> **REQUIRED WORK**: Answer with one number: how many lines hold the string "name".

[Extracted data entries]
---

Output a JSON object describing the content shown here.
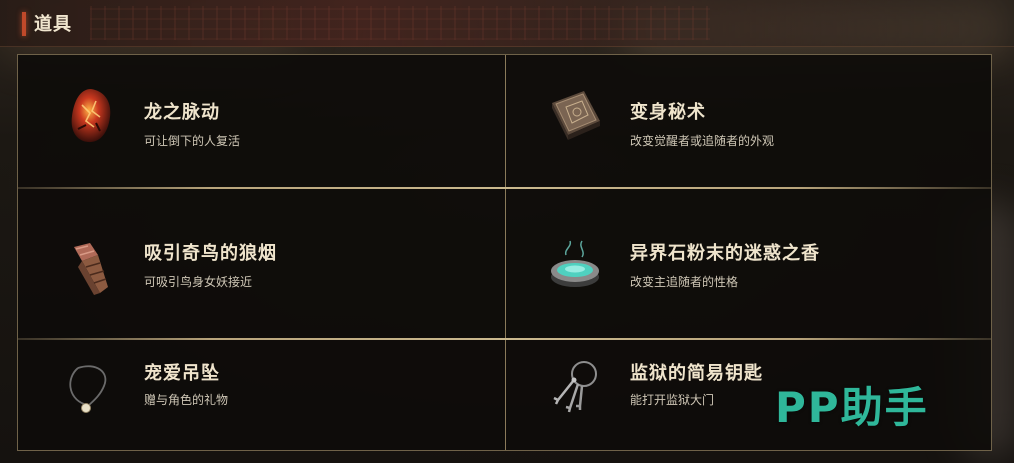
{
  "header": {
    "title": "道具"
  },
  "items": [
    {
      "name": "龙之脉动",
      "desc": "可让倒下的人复活",
      "icon": "dragon-heart-stone-icon"
    },
    {
      "name": "变身秘术",
      "desc": "改变觉醒者或追随者的外观",
      "icon": "spellbook-icon"
    },
    {
      "name": "吸引奇鸟的狼烟",
      "desc": "可吸引鸟身女妖接近",
      "icon": "smoke-bomb-icon"
    },
    {
      "name": "异界石粉末的迷惑之香",
      "desc": "改变主追随者的性格",
      "icon": "incense-bowl-icon"
    },
    {
      "name": "宠爱吊坠",
      "desc": "赠与角色的礼物",
      "icon": "pendant-necklace-icon"
    },
    {
      "name": "监狱的简易钥匙",
      "desc": "能打开监狱大门",
      "icon": "key-ring-icon"
    }
  ],
  "watermark": {
    "text": "PP助手"
  },
  "colors": {
    "accent": "#c0492a",
    "border": "#b9a57c",
    "watermark": "#2fb79a"
  }
}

---

> **FINISHED TASK**: 6